● TEXTO FORNECIDO:
Temos que continuar a denunciar, com o profeta Isaías, a atitude daqueles que promovem a perversão e aniquilação da consciência moral: “ai dos que ao mal chamam bem e ao bem mal, dos que transformam as trevas em luz e a luz em trevas, dos que mudam o amargo em doce e o doce em amargo! ” (Is 5,20).
Como argumentava Madre Teresa de Calcutá, a santa que gastou a sua vida ao serviço dos mais pobres, “se uma mãe pode matar um filho seu, que nos impede, a mim e a ti, de nos matarmos um ao outro”?

Já o Concílio Vaticano II dizia há 40 anos: “são infames as seguintes coisas: tudo quanto se opõe à vida, como seja toda a espécie de homicídio, genocídio, aborto, eutanásia e suicídio voluntário; tudo o que viola a integridade da pessoa humana, como as mutilações, os tormentos corporais e mentais e as tentativas para violentar as próprias consciências; tudo quanto ofende a dignidade da pessoa humana, como as condições de vida infra-humanas, as prisões arbitrárias, as deportações, a escravidão, a prostituição, o comércio de mulheres e jovens; e também as condições degradantes de trabalho, em que os operários são tratados como meros instrumentos de lucro e não como pessoas livres e responsáveis. Todas estas coisas e outras semelhantes são infamantes; ao mesmo tempo que corrompem a civilização humana, desonram mais aqueles que assim procedem, do que os que padecem injustamente; e ofendem gravemente a honra devida ao Criador” ( Gaudium et spes, 27 ).
A Igreja ousa mesmo dizer, com S. Tomás: “toda a lei constituída pelos homens tem força de lei só na medida em que deriva da lei natural. Se, ao contrário, nalguma coisa está em contraste com a lei natural, então não é lei mas sim corrupção da lei”.

5. DESTINO DA RENÚNCIA QUARESMAL
Neste tempo propício que a Igreja nos propõe como período de conversão e de partilha, convidamos, uma vez mais, toda a comunidade diocesana a fazer a experiência da renúncia e da partilha.

● CONJUNTO DE TAREFAS:
a - Segundo o texto fornecido, de que documento do Concílio Vaticano II vem a citação sobre as coisas "infames"?
b - Transcreva do texto fornecido o trecho que começa em "A Igreja ousa" e segue até "e da partilha.".

● LISTAGEM:
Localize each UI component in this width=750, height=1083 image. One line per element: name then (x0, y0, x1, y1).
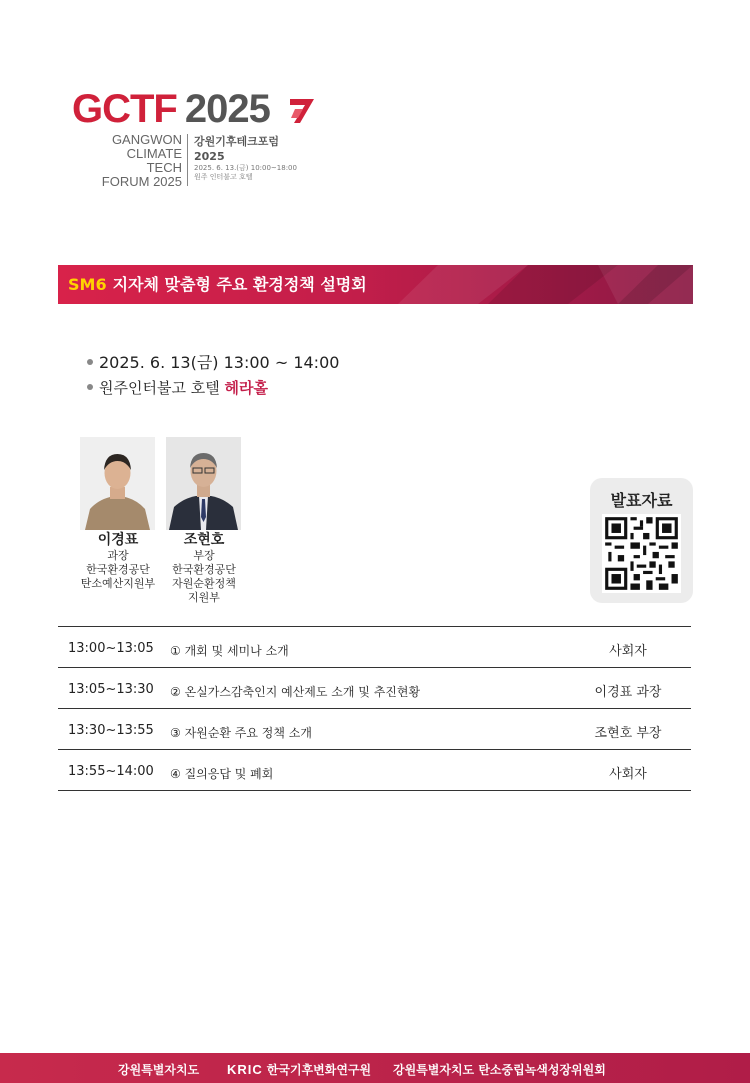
schedule-time: 13:55~14:00 (68, 764, 154, 779)
logo-line: TECH (146, 160, 182, 175)
organizer-committee: 강원특별자치도 탄소중립녹색성장위원회 (393, 1063, 606, 1077)
qr-title: 발표자료 (610, 491, 673, 510)
schedule-time: 13:05~13:30 (68, 682, 154, 697)
schedule-speaker: 조현호 부장 (594, 726, 662, 741)
schedule-row (58, 668, 691, 709)
speaker-org: 한국환경공단 (172, 563, 236, 576)
schedule-table (58, 626, 691, 791)
session-code: SM6 (68, 275, 107, 294)
forum-logo (72, 86, 270, 132)
session-title-banner (58, 265, 693, 304)
organizer-footer (0, 1053, 750, 1083)
speaker-dept: 탄소예산지원부 (80, 577, 156, 590)
schedule-speaker: 사회자 (609, 644, 647, 659)
logo-gctf-text: GCTF (72, 87, 177, 131)
speaker-name: 조현호 (183, 532, 225, 548)
schedule-speaker: 이경표 과장 (594, 685, 662, 700)
session-datetime (87, 350, 339, 373)
schedule-speaker: 사회자 (609, 767, 647, 782)
qr-code-icon (602, 514, 681, 593)
schedule-row (58, 627, 691, 668)
logo-line: CLIMATE (126, 146, 182, 161)
speaker-photo (166, 437, 241, 530)
schedule-row (58, 750, 691, 791)
presentation-materials-qr[interactable] (590, 478, 693, 603)
kric-name: 한국기후변화연구원 (266, 1063, 372, 1077)
bullet-icon (87, 384, 93, 390)
logo-year-text: 2025 (184, 87, 270, 131)
organizer-gangwon: 강원특별자치도 (118, 1063, 200, 1077)
speaker-caption (154, 532, 254, 605)
logo-line: GANGWON (111, 132, 182, 147)
logo-line: FORUM 2025 (101, 174, 182, 189)
logo-korean-name: 강원기후테크포럼 (194, 135, 280, 148)
kric-logo: KRIC (227, 1062, 263, 1077)
schedule-title: ③ 자원순환 주요 정책 소개 (170, 726, 312, 740)
speaker-caption (68, 532, 168, 591)
speaker-dept: 지원부 (188, 591, 220, 604)
schedule-time: 13:30~13:55 (68, 723, 154, 738)
logo-slash-mark-icon (286, 96, 316, 126)
logo-korean-year: 2025 (194, 150, 225, 163)
speaker-title: 과장 (107, 549, 129, 562)
logo-korean-block (194, 134, 297, 182)
venue-text: 원주인터불고 호텔 (99, 379, 225, 397)
schedule-row (58, 709, 691, 750)
organizer-kric (227, 1061, 371, 1078)
venue-hall: 헤라홀 (224, 379, 268, 397)
speaker-name: 이경표 (97, 532, 139, 548)
logo-english-name (102, 133, 182, 189)
session-title-text: 지자체 맞춤형 주요 환경정책 설명회 (112, 275, 367, 294)
speaker-photo (80, 437, 155, 530)
schedule-title: ② 온실가스감축인지 예산제도 소개 및 추진현황 (170, 685, 421, 699)
session-venue (87, 377, 268, 398)
schedule-title: ① 개회 및 세미나 소개 (170, 644, 289, 658)
speaker-org: 한국환경공단 (86, 563, 150, 576)
speaker-title: 부장 (193, 549, 215, 562)
schedule-title: ④ 질의응답 및 폐회 (170, 767, 274, 781)
session-title (68, 265, 367, 304)
datetime-text: 2025. 6. 13(금) 13:00 ~ 14:00 (99, 353, 340, 372)
speaker-dept: 자원순환정책 (172, 577, 236, 590)
bullet-icon (87, 359, 93, 365)
schedule-time: 13:00~13:05 (68, 641, 154, 656)
logo-venue: 원주 인터불고 호텔 (194, 173, 253, 181)
logo-date: 2025. 6. 13.(금) 10:00~18:00 (194, 164, 297, 172)
logo-divider (187, 134, 188, 186)
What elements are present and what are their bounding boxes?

● RESULTADOS DO EXERCÍCIO:
a - Da Gaudium et spes, 27.

b -
A Igreja ousa mesmo dizer, com S. Tomás: “toda a lei constituída pelos homens tem força de lei só na medida em que deriva da lei natural. Se, ao contrário, nalguma coisa está em contraste com a lei natural, então não é lei mas sim corrupção da lei”.

5. DESTINO DA RENÚNCIA QUARESMAL
Neste tempo propício que a Igreja nos propõe como período de conversão e de partilha, convidamos, uma vez mais, toda a comunidade diocesana a fazer a experiência da renúncia e da partilha.